▶ _Challenge_
Whenever a line below holds the word "verksamheten", copy that line.

▶ _Data_
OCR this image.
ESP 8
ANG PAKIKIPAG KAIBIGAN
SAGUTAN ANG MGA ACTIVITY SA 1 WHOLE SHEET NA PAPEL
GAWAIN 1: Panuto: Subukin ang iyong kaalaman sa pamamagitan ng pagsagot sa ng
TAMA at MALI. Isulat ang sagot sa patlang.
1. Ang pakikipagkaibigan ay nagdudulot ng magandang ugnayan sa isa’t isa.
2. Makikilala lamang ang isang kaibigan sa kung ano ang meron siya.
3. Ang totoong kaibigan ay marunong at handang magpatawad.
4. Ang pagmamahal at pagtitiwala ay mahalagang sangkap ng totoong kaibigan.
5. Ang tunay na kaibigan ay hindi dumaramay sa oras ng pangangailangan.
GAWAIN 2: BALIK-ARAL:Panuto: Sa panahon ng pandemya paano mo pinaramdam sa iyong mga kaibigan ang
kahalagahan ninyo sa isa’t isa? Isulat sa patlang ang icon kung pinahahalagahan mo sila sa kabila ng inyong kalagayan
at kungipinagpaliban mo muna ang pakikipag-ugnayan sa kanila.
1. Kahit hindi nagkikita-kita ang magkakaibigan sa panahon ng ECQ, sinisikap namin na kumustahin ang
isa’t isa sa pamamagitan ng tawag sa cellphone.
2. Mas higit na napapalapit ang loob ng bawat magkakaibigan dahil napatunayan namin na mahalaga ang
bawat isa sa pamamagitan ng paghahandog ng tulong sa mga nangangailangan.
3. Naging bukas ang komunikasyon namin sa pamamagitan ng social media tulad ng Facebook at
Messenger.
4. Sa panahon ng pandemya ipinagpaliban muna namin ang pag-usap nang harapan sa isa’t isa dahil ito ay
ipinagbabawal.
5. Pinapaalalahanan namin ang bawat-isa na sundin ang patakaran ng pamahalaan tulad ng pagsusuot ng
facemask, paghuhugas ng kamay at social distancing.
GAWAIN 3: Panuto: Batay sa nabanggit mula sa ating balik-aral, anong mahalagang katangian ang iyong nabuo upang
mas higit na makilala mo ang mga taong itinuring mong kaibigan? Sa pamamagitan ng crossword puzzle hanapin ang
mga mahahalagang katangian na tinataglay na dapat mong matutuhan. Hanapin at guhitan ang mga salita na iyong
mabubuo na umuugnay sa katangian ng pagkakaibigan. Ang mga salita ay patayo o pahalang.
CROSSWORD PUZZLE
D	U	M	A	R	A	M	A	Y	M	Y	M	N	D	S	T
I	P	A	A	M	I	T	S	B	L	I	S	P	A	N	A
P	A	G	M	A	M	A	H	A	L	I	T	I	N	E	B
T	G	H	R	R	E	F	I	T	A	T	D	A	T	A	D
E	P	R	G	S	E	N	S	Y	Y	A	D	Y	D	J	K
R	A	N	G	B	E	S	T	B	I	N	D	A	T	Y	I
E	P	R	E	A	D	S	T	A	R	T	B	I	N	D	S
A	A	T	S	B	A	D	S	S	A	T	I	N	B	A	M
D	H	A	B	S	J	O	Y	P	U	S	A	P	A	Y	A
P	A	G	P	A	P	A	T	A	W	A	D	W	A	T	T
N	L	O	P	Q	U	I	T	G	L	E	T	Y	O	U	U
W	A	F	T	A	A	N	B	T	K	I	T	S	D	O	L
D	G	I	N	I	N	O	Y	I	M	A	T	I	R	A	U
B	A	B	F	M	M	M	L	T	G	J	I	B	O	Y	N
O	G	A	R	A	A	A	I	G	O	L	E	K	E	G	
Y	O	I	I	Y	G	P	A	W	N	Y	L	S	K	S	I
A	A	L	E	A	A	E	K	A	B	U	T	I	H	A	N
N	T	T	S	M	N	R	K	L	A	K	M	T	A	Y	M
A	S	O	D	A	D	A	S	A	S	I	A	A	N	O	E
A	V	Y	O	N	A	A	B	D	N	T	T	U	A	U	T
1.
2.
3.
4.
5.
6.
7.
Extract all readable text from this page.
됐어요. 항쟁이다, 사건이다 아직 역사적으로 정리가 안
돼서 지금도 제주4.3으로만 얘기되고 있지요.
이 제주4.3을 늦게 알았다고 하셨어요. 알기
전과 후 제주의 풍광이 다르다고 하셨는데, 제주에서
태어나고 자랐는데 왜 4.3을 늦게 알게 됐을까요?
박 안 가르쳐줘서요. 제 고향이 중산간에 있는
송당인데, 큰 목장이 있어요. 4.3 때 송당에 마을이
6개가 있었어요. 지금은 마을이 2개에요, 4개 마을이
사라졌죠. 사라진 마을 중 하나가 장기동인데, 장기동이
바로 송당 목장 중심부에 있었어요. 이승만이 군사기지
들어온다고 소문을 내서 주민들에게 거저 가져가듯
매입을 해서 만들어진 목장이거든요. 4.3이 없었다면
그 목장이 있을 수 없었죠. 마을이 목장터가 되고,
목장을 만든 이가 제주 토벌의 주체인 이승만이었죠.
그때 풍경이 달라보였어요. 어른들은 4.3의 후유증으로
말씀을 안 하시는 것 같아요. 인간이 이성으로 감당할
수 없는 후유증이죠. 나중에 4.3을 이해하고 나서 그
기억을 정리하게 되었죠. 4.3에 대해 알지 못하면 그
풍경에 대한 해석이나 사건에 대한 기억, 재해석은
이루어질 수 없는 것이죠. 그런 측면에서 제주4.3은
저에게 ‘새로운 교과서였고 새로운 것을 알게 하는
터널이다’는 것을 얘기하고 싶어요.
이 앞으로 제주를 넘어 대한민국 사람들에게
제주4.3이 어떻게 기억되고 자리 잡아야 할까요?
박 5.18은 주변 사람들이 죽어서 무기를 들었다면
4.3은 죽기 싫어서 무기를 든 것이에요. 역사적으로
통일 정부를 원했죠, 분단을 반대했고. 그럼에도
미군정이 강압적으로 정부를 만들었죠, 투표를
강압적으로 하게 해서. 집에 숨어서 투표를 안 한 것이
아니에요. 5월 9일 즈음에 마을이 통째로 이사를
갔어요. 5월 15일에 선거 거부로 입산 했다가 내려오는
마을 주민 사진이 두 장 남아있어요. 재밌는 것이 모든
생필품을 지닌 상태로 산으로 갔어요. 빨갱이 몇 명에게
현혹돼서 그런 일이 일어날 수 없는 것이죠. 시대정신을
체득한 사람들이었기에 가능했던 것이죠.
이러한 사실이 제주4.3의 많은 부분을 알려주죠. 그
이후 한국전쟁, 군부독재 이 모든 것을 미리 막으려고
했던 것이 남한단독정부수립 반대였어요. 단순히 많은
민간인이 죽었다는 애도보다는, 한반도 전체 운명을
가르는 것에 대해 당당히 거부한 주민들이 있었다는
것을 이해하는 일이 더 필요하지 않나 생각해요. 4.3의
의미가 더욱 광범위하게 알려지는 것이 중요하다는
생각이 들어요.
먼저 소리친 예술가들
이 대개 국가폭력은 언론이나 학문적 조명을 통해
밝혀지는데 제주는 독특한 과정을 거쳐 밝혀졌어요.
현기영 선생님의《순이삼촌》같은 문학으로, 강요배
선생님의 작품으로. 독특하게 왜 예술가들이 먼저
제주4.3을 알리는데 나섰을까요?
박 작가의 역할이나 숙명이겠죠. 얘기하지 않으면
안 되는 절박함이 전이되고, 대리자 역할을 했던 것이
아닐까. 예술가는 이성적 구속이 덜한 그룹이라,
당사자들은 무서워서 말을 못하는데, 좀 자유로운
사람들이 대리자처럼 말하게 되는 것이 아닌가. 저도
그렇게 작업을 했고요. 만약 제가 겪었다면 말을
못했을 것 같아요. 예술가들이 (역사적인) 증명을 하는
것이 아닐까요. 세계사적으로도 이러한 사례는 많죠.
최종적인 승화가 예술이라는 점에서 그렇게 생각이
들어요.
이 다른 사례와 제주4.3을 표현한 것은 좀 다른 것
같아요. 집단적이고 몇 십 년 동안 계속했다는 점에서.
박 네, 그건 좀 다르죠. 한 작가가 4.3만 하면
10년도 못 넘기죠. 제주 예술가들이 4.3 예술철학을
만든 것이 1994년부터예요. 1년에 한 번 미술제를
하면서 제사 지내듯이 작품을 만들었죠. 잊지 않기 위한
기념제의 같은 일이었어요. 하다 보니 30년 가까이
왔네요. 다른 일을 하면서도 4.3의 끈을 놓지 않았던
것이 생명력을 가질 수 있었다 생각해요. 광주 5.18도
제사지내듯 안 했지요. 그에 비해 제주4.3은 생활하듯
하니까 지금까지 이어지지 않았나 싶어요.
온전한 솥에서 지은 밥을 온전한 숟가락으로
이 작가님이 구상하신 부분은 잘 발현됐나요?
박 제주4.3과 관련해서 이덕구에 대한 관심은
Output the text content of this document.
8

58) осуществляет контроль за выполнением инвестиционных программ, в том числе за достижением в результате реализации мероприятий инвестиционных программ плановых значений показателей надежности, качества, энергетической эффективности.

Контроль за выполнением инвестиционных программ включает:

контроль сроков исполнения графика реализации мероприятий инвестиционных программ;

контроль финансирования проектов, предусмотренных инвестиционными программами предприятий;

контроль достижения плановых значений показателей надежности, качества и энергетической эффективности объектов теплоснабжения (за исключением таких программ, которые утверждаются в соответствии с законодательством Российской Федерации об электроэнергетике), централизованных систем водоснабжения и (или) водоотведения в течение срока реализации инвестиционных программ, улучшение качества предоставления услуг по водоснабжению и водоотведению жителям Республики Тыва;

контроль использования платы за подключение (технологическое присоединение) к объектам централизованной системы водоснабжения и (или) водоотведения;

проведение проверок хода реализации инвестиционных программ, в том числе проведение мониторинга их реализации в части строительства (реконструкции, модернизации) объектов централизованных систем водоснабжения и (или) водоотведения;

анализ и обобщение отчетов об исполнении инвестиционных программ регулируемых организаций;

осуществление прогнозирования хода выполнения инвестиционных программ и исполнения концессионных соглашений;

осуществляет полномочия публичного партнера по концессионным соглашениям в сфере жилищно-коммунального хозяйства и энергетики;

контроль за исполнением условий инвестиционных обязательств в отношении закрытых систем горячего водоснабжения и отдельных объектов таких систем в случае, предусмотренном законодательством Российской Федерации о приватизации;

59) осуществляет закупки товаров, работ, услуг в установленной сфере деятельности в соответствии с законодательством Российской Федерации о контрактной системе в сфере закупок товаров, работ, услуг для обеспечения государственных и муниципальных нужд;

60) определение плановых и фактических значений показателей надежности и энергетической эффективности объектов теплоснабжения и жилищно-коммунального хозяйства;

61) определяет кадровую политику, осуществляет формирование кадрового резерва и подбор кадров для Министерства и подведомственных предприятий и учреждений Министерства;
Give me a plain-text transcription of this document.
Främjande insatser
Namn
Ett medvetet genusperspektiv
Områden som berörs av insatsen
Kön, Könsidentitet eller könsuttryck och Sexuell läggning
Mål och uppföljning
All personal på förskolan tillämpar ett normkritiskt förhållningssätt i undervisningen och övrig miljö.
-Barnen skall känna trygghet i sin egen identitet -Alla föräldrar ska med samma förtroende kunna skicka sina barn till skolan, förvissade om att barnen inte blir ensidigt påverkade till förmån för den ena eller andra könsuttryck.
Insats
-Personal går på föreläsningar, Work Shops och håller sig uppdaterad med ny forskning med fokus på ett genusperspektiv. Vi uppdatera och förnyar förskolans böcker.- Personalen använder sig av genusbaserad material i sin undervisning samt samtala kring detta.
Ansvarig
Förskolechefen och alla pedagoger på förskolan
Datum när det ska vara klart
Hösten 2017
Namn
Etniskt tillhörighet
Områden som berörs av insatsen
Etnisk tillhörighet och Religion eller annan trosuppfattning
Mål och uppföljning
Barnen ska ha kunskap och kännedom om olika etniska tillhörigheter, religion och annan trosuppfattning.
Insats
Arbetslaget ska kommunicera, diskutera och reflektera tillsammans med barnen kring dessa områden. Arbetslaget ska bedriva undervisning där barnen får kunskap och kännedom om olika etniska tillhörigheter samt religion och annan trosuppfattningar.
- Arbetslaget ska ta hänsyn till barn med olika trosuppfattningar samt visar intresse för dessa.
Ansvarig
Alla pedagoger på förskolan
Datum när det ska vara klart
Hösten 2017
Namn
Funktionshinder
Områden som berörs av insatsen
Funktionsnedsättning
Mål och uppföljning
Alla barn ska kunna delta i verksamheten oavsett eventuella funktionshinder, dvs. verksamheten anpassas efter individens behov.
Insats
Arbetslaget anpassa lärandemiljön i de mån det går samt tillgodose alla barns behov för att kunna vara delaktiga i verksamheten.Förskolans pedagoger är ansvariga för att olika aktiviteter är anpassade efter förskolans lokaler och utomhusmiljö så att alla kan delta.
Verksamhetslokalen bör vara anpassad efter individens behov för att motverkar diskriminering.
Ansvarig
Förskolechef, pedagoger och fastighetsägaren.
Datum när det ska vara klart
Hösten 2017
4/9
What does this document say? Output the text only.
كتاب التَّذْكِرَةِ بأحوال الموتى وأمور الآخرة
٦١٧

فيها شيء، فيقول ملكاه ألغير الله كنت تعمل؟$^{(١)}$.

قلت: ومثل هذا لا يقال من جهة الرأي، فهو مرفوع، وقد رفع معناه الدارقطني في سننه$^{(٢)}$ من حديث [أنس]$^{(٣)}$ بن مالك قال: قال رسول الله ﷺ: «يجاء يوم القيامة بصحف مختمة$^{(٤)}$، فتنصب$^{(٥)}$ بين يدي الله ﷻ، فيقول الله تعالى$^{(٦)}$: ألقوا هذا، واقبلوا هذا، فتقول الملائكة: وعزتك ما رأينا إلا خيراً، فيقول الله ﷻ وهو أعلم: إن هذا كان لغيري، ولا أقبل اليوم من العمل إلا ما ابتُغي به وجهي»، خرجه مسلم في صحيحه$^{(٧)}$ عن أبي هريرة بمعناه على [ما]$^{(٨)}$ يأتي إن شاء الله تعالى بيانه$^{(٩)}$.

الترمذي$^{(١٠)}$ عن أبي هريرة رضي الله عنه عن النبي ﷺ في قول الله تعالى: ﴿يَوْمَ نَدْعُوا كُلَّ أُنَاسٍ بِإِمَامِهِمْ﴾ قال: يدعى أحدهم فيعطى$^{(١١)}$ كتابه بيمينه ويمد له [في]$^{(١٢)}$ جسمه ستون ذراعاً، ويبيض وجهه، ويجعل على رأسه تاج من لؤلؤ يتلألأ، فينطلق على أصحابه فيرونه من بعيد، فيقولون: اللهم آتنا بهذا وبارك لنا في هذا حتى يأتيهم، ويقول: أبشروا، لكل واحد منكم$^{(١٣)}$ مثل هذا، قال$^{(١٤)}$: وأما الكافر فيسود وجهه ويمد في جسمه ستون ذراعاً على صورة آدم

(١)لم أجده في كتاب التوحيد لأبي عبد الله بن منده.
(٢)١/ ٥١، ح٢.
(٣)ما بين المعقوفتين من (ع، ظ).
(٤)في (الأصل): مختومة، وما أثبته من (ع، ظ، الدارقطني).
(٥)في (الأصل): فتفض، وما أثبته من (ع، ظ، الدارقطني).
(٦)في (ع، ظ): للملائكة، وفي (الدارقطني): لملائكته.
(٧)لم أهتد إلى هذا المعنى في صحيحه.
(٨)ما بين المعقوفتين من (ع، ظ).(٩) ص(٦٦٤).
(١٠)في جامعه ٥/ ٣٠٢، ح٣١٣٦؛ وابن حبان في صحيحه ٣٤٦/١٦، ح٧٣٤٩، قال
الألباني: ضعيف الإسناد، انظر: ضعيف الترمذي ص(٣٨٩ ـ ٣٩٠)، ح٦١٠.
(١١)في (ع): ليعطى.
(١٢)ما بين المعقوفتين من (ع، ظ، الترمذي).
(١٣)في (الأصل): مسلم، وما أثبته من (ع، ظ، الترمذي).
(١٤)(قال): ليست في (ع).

▶ _Correct answer_
Alla barn ska kunna delta i verksamheten oavsett eventuella funktionshinder, dvs. verksamheten anpassas efter individens behov.
Arbetslaget anpassa lärandemiljön i de mån det går samt tillgodose alla barns behov för att kunna vara delaktiga i verksamheten.Förskolans pedagoger är ansvariga för att olika aktiviteter är anpassade efter förskolans lokaler och utomhusmiljö så att alla kan delta.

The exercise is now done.